_WHAT YOU ARE ASKED TO DO_
Copy every line that holds "오등봉공원".

_Part of a data file_
————————
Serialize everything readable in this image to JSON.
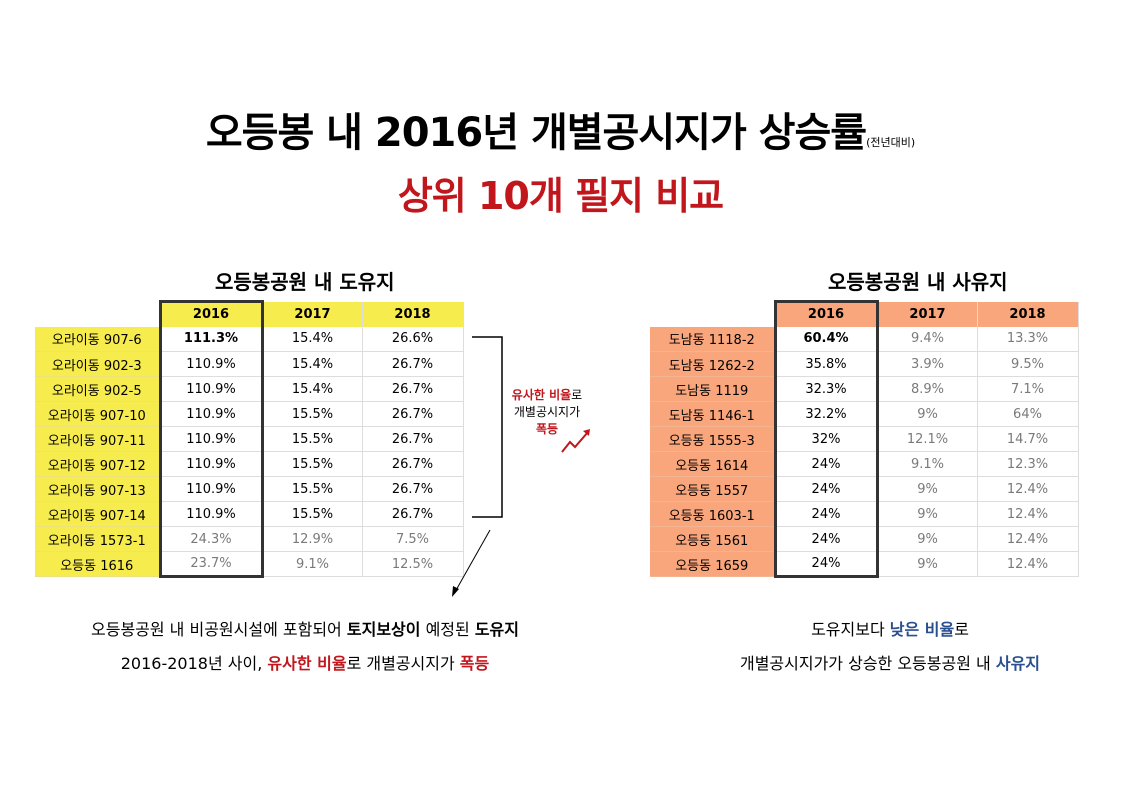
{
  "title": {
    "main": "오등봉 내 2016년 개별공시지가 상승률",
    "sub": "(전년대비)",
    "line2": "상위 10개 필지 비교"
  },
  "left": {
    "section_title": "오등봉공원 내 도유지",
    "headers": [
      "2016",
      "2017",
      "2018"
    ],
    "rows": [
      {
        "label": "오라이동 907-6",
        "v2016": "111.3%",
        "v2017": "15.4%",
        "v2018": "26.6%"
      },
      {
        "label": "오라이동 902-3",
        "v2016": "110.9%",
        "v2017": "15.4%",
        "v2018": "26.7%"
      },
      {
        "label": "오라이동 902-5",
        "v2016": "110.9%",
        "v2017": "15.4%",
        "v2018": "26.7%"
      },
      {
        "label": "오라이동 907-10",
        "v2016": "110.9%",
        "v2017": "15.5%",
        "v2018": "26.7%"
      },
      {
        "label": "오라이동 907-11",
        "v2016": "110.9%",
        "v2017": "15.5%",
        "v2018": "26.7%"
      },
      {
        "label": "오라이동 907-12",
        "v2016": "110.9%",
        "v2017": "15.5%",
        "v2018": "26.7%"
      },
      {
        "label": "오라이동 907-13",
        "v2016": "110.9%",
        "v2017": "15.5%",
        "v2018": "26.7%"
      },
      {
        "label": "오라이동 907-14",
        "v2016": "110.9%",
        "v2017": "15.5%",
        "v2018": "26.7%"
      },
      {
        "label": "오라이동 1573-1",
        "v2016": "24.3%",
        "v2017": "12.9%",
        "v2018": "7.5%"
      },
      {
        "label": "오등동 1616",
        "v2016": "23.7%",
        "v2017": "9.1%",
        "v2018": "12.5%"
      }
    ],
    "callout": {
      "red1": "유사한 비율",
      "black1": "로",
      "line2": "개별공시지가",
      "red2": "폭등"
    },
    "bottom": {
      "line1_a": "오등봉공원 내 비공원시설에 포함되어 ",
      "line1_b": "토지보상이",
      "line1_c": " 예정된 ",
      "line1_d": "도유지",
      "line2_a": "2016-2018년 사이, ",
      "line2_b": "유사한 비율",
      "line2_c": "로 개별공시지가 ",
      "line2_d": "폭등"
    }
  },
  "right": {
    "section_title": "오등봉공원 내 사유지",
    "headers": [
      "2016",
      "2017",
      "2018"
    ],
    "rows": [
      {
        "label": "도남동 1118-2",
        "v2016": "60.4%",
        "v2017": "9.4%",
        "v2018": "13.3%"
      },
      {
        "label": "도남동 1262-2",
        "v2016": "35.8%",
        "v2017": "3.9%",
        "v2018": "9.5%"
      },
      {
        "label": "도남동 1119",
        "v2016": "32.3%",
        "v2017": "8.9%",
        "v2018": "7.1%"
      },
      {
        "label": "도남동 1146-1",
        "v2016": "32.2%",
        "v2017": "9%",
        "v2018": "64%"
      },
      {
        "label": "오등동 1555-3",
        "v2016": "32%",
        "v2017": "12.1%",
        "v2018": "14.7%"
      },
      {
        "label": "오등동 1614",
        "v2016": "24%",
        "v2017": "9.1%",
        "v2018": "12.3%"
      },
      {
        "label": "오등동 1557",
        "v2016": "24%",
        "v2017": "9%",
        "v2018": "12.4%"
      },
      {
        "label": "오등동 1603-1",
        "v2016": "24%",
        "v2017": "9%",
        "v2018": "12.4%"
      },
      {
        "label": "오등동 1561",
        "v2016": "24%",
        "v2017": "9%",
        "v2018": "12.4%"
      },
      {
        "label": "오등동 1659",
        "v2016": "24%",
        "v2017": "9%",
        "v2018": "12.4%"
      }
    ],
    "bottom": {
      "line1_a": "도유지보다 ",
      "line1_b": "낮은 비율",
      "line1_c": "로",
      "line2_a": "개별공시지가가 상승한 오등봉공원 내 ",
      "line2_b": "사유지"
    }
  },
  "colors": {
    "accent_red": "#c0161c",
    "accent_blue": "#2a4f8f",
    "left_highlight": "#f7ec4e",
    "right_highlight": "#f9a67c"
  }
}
————————
_EXERCISE ANSWER_
    "section_title": "오등봉공원 내 도유지",
      "line1_a": "오등봉공원 내 비공원시설에 포함되어 ",
    "section_title": "오등봉공원 내 사유지",
      "line2_a": "개별공시지가가 상승한 오등봉공원 내 ",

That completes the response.